Material provided.
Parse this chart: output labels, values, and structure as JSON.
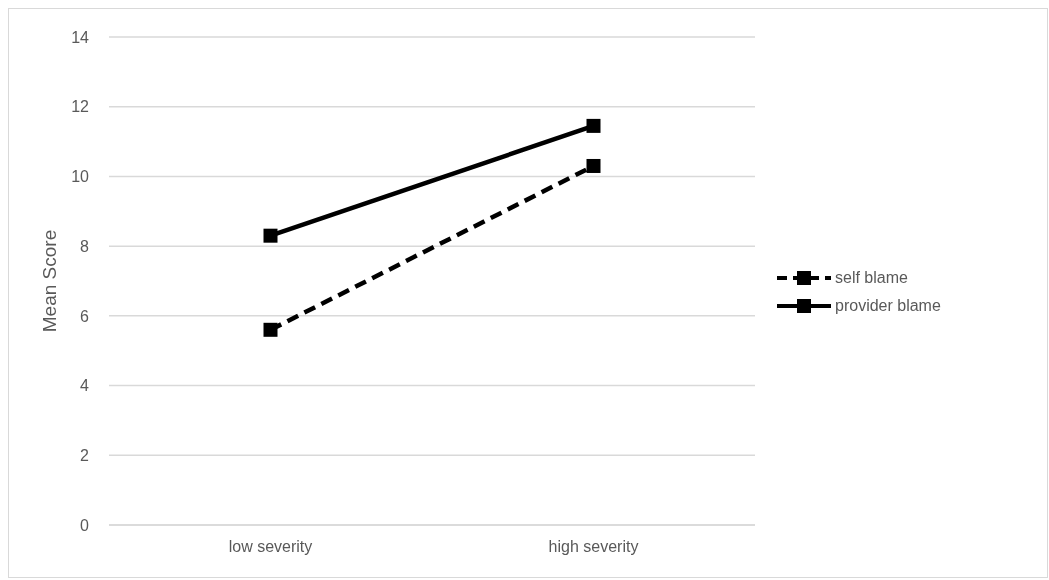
{
  "chart_data": {
    "type": "line",
    "ylabel": "Mean Score",
    "categories": [
      "low severity",
      "high severity"
    ],
    "series": [
      {
        "name": "self blame",
        "color": "#000000",
        "values": [
          5.6,
          10.3
        ],
        "line_style": "dashed"
      },
      {
        "name": "provider blame",
        "color": "#000000",
        "values": [
          8.3,
          11.45
        ],
        "line_style": "solid"
      }
    ],
    "ylim": [
      0,
      14
    ],
    "yticks": [
      0,
      2,
      4,
      6,
      8,
      10,
      12,
      14
    ],
    "grid": "y",
    "legend": "right",
    "marker": "square"
  }
}
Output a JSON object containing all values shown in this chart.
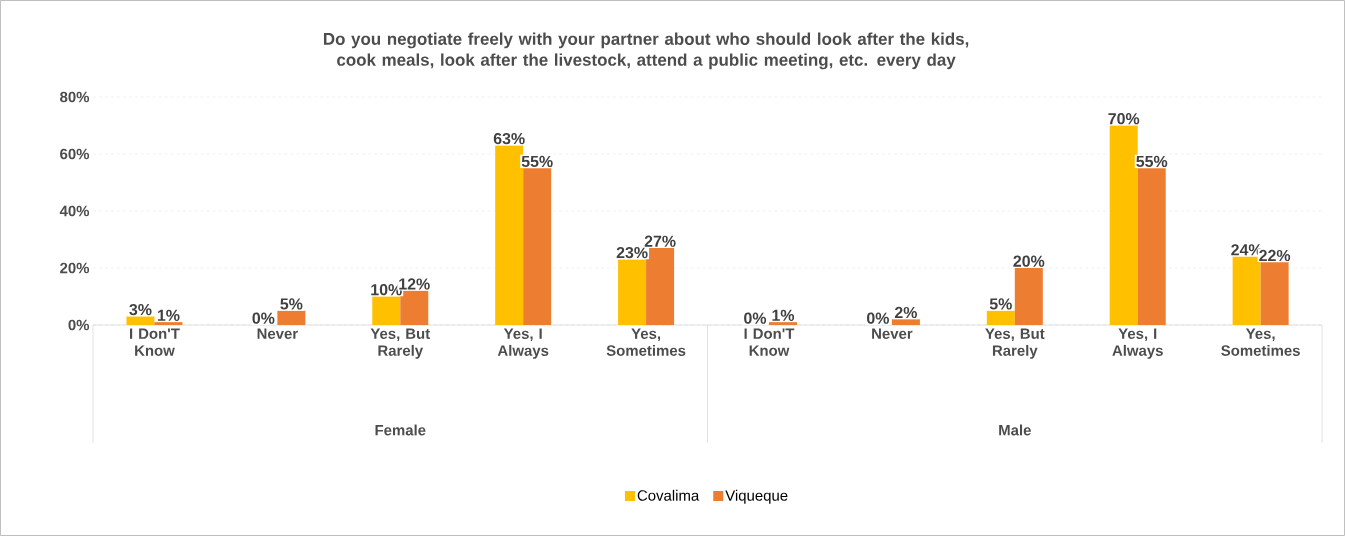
{
  "chart_data": {
    "type": "bar",
    "title": "Do you negotiate freely with your partner about who should look after the kids, cook meals, look after the livestock, attend a public meeting, etc. every day",
    "categories": [
      "I Don'T Know",
      "Never",
      "Yes, But Rarely",
      "Yes, I Always",
      "Yes, Sometimes",
      "I Don'T Know",
      "Never",
      "Yes, But Rarely",
      "Yes, I Always",
      "Yes, Sometimes"
    ],
    "annotations": [
      "Female",
      "Male"
    ],
    "series": [
      {
        "name": "Covalima",
        "color": "#ffc000",
        "values": [
          3,
          0,
          10,
          63,
          23,
          0,
          0,
          5,
          70,
          24
        ],
        "value_labels": [
          "3%",
          "0%",
          "10%",
          "63%",
          "23%",
          "0%",
          "0%",
          "5%",
          "70%",
          "24%"
        ]
      },
      {
        "name": "Viqueque",
        "color": "#ed7d31",
        "values": [
          1,
          5,
          12,
          55,
          27,
          1,
          2,
          20,
          55,
          22
        ],
        "value_labels": [
          "1%",
          "5%",
          "12%",
          "55%",
          "27%",
          "1%",
          "2%",
          "20%",
          "55%",
          "22%"
        ]
      }
    ],
    "ylim": [
      0,
      80
    ],
    "yticks": [
      {
        "value": 0,
        "label": "0%"
      },
      {
        "value": 20,
        "label": "20%"
      },
      {
        "value": 40,
        "label": "40%"
      },
      {
        "value": 60,
        "label": "60%"
      },
      {
        "value": 80,
        "label": "80%"
      }
    ],
    "grid": "y",
    "legend": "bottom"
  }
}
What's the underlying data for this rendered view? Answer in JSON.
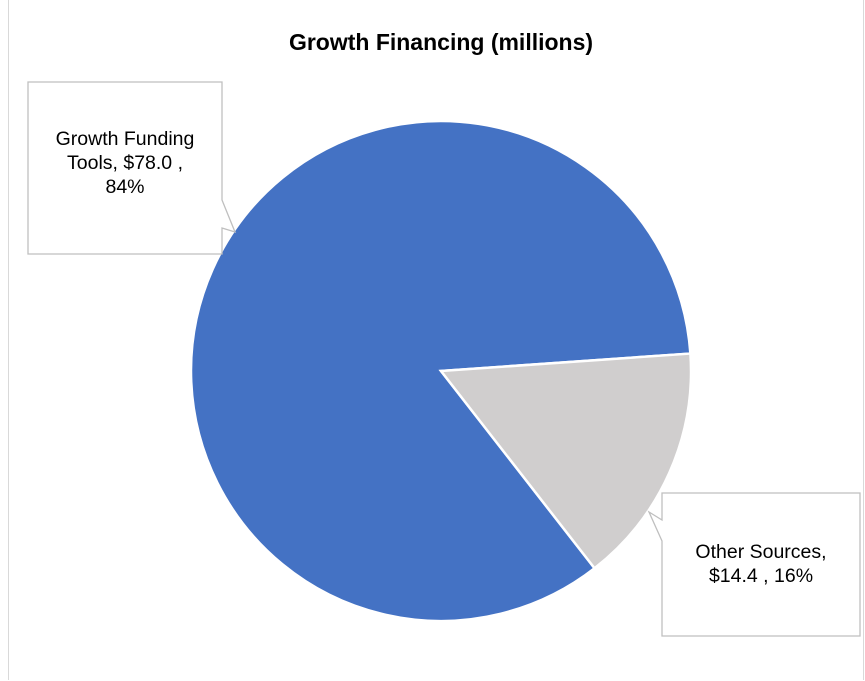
{
  "chart_data": {
    "type": "pie",
    "title": "Growth Financing (millions)",
    "slices": [
      {
        "label": "Growth Funding Tools",
        "value": 78.0,
        "percent": 84,
        "color": "#4472c4",
        "data_label": [
          "Growth Funding",
          "Tools,  $78.0 ,",
          "84%"
        ]
      },
      {
        "label": "Other Sources",
        "value": 14.4,
        "percent": 16,
        "color": "#d0cece",
        "data_label": [
          "Other Sources,",
          "$14.4 , 16%"
        ]
      }
    ],
    "legend": "none",
    "grid": false
  }
}
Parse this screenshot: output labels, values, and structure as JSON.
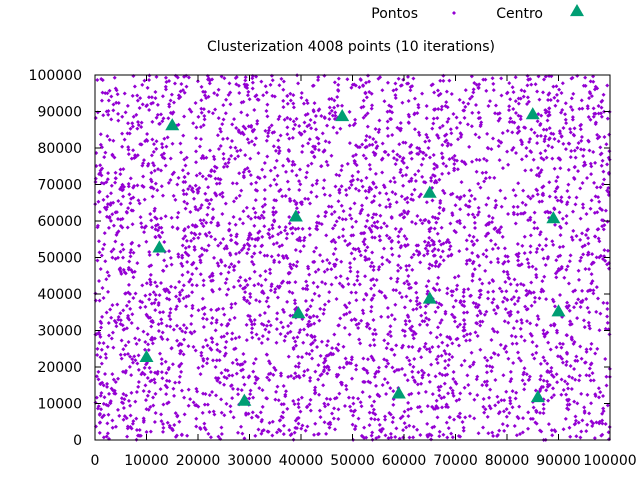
{
  "chart_data": {
    "type": "scatter",
    "title": "Clusterization 4008 points (10 iterations)",
    "xlabel": "",
    "ylabel": "",
    "xlim": [
      0,
      100000
    ],
    "ylim": [
      0,
      100000
    ],
    "x_ticks": [
      "0",
      "10000",
      "20000",
      "30000",
      "40000",
      "50000",
      "60000",
      "70000",
      "80000",
      "90000",
      "100000"
    ],
    "y_ticks": [
      "0",
      "10000",
      "20000",
      "30000",
      "40000",
      "50000",
      "60000",
      "70000",
      "80000",
      "90000",
      "100000"
    ],
    "legend_position": "top",
    "grid": false,
    "series": [
      {
        "name": "Pontos",
        "marker": "dot",
        "color": "#9400d3",
        "count": 4008,
        "distribution": "uniform"
      },
      {
        "name": "Centro",
        "marker": "triangle",
        "color": "#009e73",
        "points": [
          {
            "x": 15000,
            "y": 86000
          },
          {
            "x": 48000,
            "y": 88500
          },
          {
            "x": 85000,
            "y": 89000
          },
          {
            "x": 65000,
            "y": 67500
          },
          {
            "x": 39000,
            "y": 61000
          },
          {
            "x": 89000,
            "y": 60500
          },
          {
            "x": 12500,
            "y": 52500
          },
          {
            "x": 65000,
            "y": 38500
          },
          {
            "x": 39500,
            "y": 34500
          },
          {
            "x": 90000,
            "y": 35000
          },
          {
            "x": 10000,
            "y": 22500
          },
          {
            "x": 29000,
            "y": 10500
          },
          {
            "x": 59000,
            "y": 12500
          },
          {
            "x": 86000,
            "y": 11500
          }
        ]
      }
    ]
  }
}
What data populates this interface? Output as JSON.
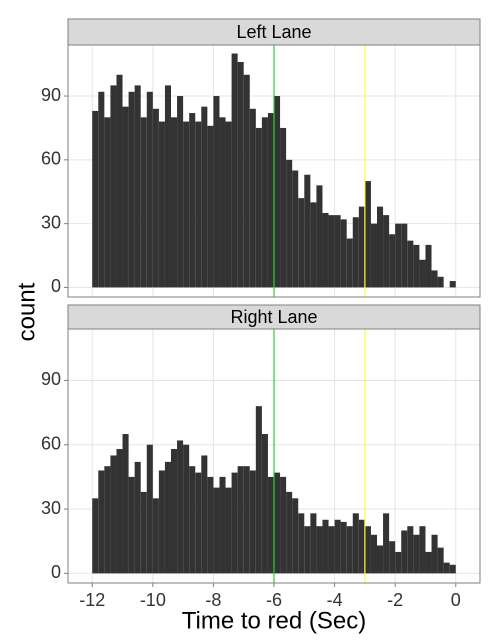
{
  "chart_data": [
    {
      "type": "histogram",
      "title": "Left Lane",
      "color": "#333333",
      "bins": [
        -12,
        -11.8,
        -11.6,
        -11.4,
        -11.2,
        -11,
        -10.8,
        -10.6,
        -10.4,
        -10.2,
        -10,
        -9.8,
        -9.6,
        -9.4,
        -9.2,
        -9,
        -8.8,
        -8.6,
        -8.4,
        -8.2,
        -8,
        -7.8,
        -7.6,
        -7.4,
        -7.2,
        -7,
        -6.8,
        -6.6,
        -6.4,
        -6.2,
        -6,
        -5.8,
        -5.6,
        -5.4,
        -5.2,
        -5,
        -4.8,
        -4.6,
        -4.4,
        -4.2,
        -4,
        -3.8,
        -3.6,
        -3.4,
        -3.2,
        -3,
        -2.8,
        -2.6,
        -2.4,
        -2.2,
        -2,
        -1.8,
        -1.6,
        -1.4,
        -1.2,
        -1,
        -0.8,
        -0.6,
        -0.4,
        -0.2,
        0
      ],
      "values": [
        83,
        92,
        80,
        95,
        100,
        85,
        92,
        95,
        80,
        92,
        84,
        78,
        95,
        80,
        90,
        78,
        82,
        78,
        85,
        76,
        90,
        80,
        78,
        110,
        106,
        100,
        84,
        75,
        80,
        82,
        90,
        75,
        60,
        55,
        42,
        53,
        40,
        48,
        35,
        34,
        34,
        32,
        23,
        33,
        38,
        50,
        30,
        38,
        34,
        25,
        30,
        30,
        22,
        20,
        13,
        20,
        8,
        5,
        0,
        3
      ],
      "vlines": [
        {
          "x": -6,
          "color": "#33cc33"
        },
        {
          "x": -3,
          "color": "#ffff33"
        }
      ],
      "xlim": [
        -12.8,
        0.8
      ],
      "ylim": [
        -4.5,
        114
      ],
      "xticks": [
        -12,
        -10,
        -8,
        -6,
        -4,
        -2,
        0
      ],
      "yticks": [
        0,
        30,
        60,
        90
      ],
      "grid": true
    },
    {
      "type": "histogram",
      "title": "Right Lane",
      "color": "#333333",
      "bins": [
        -12,
        -11.8,
        -11.6,
        -11.4,
        -11.2,
        -11,
        -10.8,
        -10.6,
        -10.4,
        -10.2,
        -10,
        -9.8,
        -9.6,
        -9.4,
        -9.2,
        -9,
        -8.8,
        -8.6,
        -8.4,
        -8.2,
        -8,
        -7.8,
        -7.6,
        -7.4,
        -7.2,
        -7,
        -6.8,
        -6.6,
        -6.4,
        -6.2,
        -6,
        -5.8,
        -5.6,
        -5.4,
        -5.2,
        -5,
        -4.8,
        -4.6,
        -4.4,
        -4.2,
        -4,
        -3.8,
        -3.6,
        -3.4,
        -3.2,
        -3,
        -2.8,
        -2.6,
        -2.4,
        -2.2,
        -2,
        -1.8,
        -1.6,
        -1.4,
        -1.2,
        -1,
        -0.8,
        -0.6,
        -0.4,
        -0.2,
        0
      ],
      "values": [
        35,
        48,
        50,
        55,
        58,
        65,
        45,
        52,
        38,
        60,
        35,
        48,
        52,
        58,
        62,
        60,
        50,
        47,
        55,
        45,
        40,
        45,
        40,
        47,
        50,
        50,
        48,
        78,
        65,
        45,
        47,
        45,
        38,
        35,
        28,
        22,
        28,
        22,
        25,
        22,
        25,
        24,
        22,
        28,
        25,
        22,
        18,
        13,
        28,
        15,
        10,
        20,
        22,
        18,
        22,
        10,
        18,
        12,
        5,
        4
      ],
      "vlines": [
        {
          "x": -6,
          "color": "#33cc33"
        },
        {
          "x": -3,
          "color": "#ffff33"
        }
      ],
      "xlim": [
        -12.8,
        0.8
      ],
      "ylim": [
        -4.5,
        114
      ],
      "xticks": [
        -12,
        -10,
        -8,
        -6,
        -4,
        -2,
        0
      ],
      "yticks": [
        0,
        30,
        60,
        90
      ],
      "grid": true
    }
  ],
  "x_label": "Time to red (Sec)",
  "y_label": "count"
}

Problem. Copy out all lines from the material above that contain the string "points".

Reply to the task.
    "title": "Clusterization 4008 points (10 iterations)",
        "points": [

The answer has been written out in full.